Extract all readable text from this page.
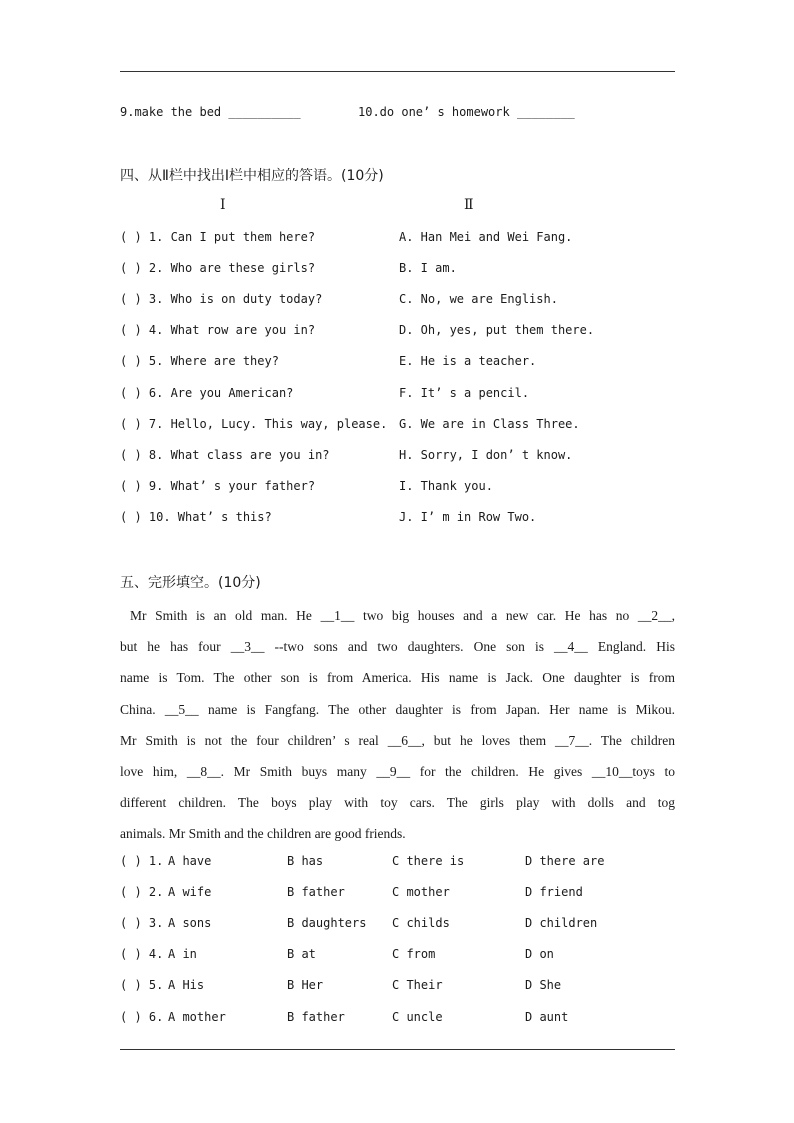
9.make the bed __________	10.do one’ s homework ________
四、从Ⅱ栏中找出Ⅰ栏中相应的答语。(10分)
Ⅰ	Ⅱ
( ) 1. Can I put them here?	A. Han Mei and Wei Fang.
( ) 2. Who are these girls?	B. I am.
( ) 3. Who is on duty today?	C. No, we are English.
( ) 4. What row are you in?	D. Oh, yes, put them there.
( ) 5. Where are they?	E. He is a teacher.
( ) 6. Are you American?	F. It’ s a pencil.
( ) 7. Hello, Lucy. This way, please. G. We are in Class Three.
( ) 8. What class are you in?	H. Sorry, I don’ t know.
( ) 9. What’ s your father?	I. Thank you.
( ) 10. What’ s this?	J. I’ m in Row Two.
五、完形填空。(10分)
Mr Smith is an old man. He __1__ two big houses and a new car. He has no __2__,
but he has four __3__ --two sons and two daughters. One son is __4__ England. His
name is Tom. The other son is from America. His name is Jack. One daughter is from
China. __5__ name is Fangfang. The other daughter is from Japan. Her name is Mikou.
Mr Smith is not the four children’ s real __6__, but he loves them __7__. The children
love him, __8__. Mr Smith buys many __9__ for the children. He gives __10__toys to
different children. The boys play with toy cars. The girls play with dolls and tog
animals. Mr Smith and the children are good friends.
( ) 1. A have	B has	C there is	D there are
( ) 2. A wife	B father	C mother	D friend
( ) 3. A sons	B daughters C childs	D children
( ) 4. A in	B at	C from	D on
( ) 5. A His	B Her	C Their	D She
( ) 6. A mother	B father	C uncle	D aunt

▬▬▬▬▬▬

▶ _GOAL_
Copy every line of the listing containing the string "What".

▶ _TASK SOLUTION_
( ) 4. What row are you in?	D. Oh, yes, put them there.
( ) 8. What class are you in?	H. Sorry, I don’ t know.
( ) 9. What’ s your father?	I. Thank you.
( ) 10. What’ s this?	J. I’ m in Row Two.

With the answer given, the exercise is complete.